• What is asked
Extract the lines of the data from its first line through the line that holds "desk-background-bottom [0, 1260, 1058, 1408]", inclusive, and reproduce them without any change.

>> Start Material

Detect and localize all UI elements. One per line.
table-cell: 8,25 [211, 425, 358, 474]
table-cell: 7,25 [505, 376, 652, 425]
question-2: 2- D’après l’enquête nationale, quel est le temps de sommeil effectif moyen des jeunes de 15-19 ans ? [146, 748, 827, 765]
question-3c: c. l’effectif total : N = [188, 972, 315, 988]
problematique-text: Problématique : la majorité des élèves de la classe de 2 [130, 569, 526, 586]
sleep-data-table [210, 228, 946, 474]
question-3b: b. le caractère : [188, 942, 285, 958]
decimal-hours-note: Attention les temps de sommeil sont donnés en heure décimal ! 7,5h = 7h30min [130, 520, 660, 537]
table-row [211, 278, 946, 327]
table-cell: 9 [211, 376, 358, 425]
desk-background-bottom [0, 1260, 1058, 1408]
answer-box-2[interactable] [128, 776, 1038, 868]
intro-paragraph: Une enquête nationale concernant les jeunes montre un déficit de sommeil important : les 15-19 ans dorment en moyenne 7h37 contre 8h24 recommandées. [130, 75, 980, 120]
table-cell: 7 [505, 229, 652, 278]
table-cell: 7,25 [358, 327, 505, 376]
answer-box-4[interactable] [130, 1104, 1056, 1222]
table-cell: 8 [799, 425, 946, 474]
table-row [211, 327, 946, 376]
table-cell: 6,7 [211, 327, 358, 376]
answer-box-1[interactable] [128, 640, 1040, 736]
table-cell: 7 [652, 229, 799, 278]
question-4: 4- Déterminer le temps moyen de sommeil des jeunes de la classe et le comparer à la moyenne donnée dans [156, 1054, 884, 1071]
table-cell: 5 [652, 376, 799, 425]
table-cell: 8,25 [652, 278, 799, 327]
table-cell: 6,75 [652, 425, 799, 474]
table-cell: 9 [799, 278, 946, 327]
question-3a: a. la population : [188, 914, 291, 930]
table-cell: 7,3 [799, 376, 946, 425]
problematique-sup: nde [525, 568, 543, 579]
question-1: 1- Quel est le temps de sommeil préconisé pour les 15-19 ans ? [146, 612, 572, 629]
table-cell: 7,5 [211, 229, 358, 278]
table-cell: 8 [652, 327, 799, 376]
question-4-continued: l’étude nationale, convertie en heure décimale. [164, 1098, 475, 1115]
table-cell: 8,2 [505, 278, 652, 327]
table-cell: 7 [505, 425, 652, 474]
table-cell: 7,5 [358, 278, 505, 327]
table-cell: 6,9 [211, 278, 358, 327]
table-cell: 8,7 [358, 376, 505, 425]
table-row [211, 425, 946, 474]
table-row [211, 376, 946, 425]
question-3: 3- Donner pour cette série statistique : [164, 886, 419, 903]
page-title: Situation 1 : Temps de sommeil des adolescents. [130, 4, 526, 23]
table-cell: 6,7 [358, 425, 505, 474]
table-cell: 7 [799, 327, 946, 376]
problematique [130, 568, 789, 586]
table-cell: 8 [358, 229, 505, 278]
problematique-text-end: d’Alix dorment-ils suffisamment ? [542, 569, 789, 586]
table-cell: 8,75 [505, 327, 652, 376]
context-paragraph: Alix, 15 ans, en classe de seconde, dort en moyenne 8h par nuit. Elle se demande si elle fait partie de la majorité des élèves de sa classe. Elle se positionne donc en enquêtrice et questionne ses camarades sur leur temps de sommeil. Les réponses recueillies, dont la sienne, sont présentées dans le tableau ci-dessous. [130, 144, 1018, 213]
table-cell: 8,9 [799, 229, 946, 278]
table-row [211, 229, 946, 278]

>> End Material

• Response below
Detect and localize all UI elements. One per line.
table-cell: 8,25 [211, 425, 358, 474]
table-cell: 7,25 [505, 376, 652, 425]
question-2: 2- D’après l’enquête nationale, quel est le temps de sommeil effectif moyen des jeunes de 15-19 ans ? [146, 748, 827, 765]
question-3c: c. l’effectif total : N = [188, 972, 315, 988]
problematique-text: Problématique : la majorité des élèves de la classe de 2 [130, 569, 526, 586]
sleep-data-table [210, 228, 946, 474]
question-3b: b. le caractère : [188, 942, 285, 958]
decimal-hours-note: Attention les temps de sommeil sont donnés en heure décimal ! 7,5h = 7h30min [130, 520, 660, 537]
table-row [211, 278, 946, 327]
table-cell: 9 [211, 376, 358, 425]
desk-background-bottom [0, 1260, 1058, 1408]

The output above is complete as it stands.